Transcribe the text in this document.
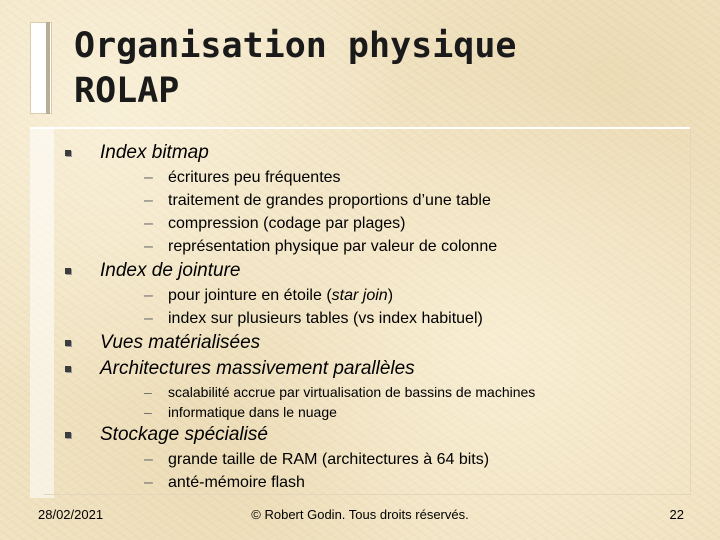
Organisation physique
ROLAP
Index bitmap
– écritures peu fréquentes
– traitement de grandes proportions d’une table
– compression (codage par plages)
– représentation physique par valeur de colonne
Index de jointure
– pour jointure en étoile (star join)
– index sur plusieurs tables (vs index habituel)
Vues matérialisées
Architectures massivement parallèles
– scalabilité accrue par virtualisation de bassins de machines
– informatique dans le nuage
Stockage spécialisé
– grande taille de RAM (architectures à 64 bits)
– anté-mémoire flash

28/02/2021	© Robert Godin. Tous droits réservés.	22
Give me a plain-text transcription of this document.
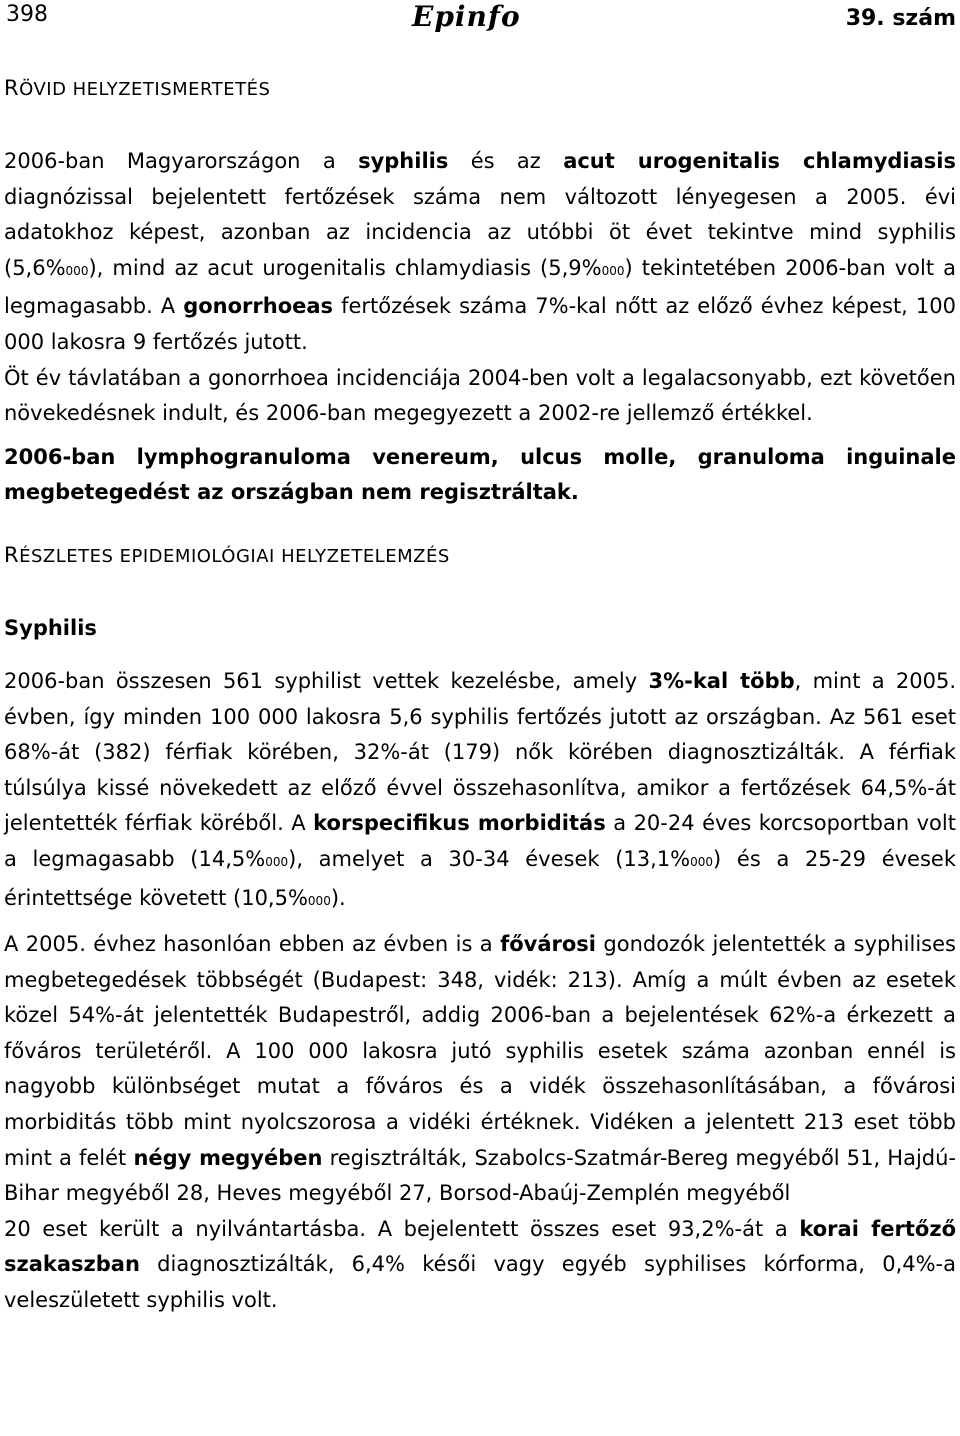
398	Epinfo	39. szám
RÖVID HELYZETISMERTETÉS

2006-ban Magyarországon a syphilis és az acut urogenitalis chlamydiasis diagnózissal bejelentett fertőzések száma nem változott lényegesen a 2005. évi adatokhoz képest, azonban az incidencia az utóbbi öt évet tekintve mind syphilis (5,6%000), mind az acut urogenitalis chlamydiasis (5,9%000) tekintetében 2006-ban volt a legmagasabb. A gonorrhoeas fertőzések száma 7%-kal nőtt az előző évhez képest, 100 000 lakosra 9 fertőzés jutott.

Öt év távlatában a gonorrhoea incidenciája 2004-ben volt a legalacsonyabb, ezt követően növekedésnek indult, és 2006-ban megegyezett a 2002-re jellemző értékkel.

2006-ban lymphogranuloma venereum, ulcus molle, granuloma inguinale megbetegedést az országban nem regisztráltak.

RÉSZLETES EPIDEMIOLÓGIAI HELYZETELEMZÉS
Syphilis

2006-ban összesen 561 syphilist vettek kezelésbe, amely 3%-kal több, mint a 2005. évben, így minden 100 000 lakosra 5,6 syphilis fertőzés jutott az országban. Az 561 eset 68%-át (382) férfiak körében, 32%-át (179) nők körében diagnosztizálták. A férfiak túlsúlya kissé növekedett az előző évvel összehasonlítva, amikor a fertőzések 64,5%-át jelentették férfiak köréből. A korspecifikus morbiditás a 20-24 éves korcsoportban volt a legmagasabb (14,5%000), amelyet a 30-34 évesek (13,1%000) és a 25-29 évesek érintettsége követett (10,5%000).

A 2005. évhez hasonlóan ebben az évben is a fővárosi gondozók jelentették a syphilises megbetegedések többségét (Budapest: 348, vidék: 213). Amíg a múlt évben az esetek közel 54%-át jelentették Budapestről, addig 2006-ban a bejelentések 62%-a érkezett a főváros területéről. A 100 000 lakosra jutó syphilis esetek száma azonban ennél is nagyobb különbséget mutat a főváros és a vidék összehasonlításában, a fővárosi morbiditás több mint nyolcszorosa a vidéki értéknek. Vidéken a jelentett 213 eset több mint a felét négy megyében regisztrálták, Szabolcs-Szatmár-Bereg megyéből 51, Hajdú-Bihar megyéből 28, Heves megyéből 27, Borsod-Abaúj-Zemplén megyéből

20 eset került a nyilvántartásba. A bejelentett összes eset 93,2%-át a korai fertőző szakaszban diagnosztizálták, 6,4% késői vagy egyéb syphilises kórforma, 0,4%-a veleszületett syphilis volt.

•••

== Task brief ==
Pull out all lines containing "document".

== Exercise output ==
Transcribe the text in this document.
Give me a plain-text transcription of this document.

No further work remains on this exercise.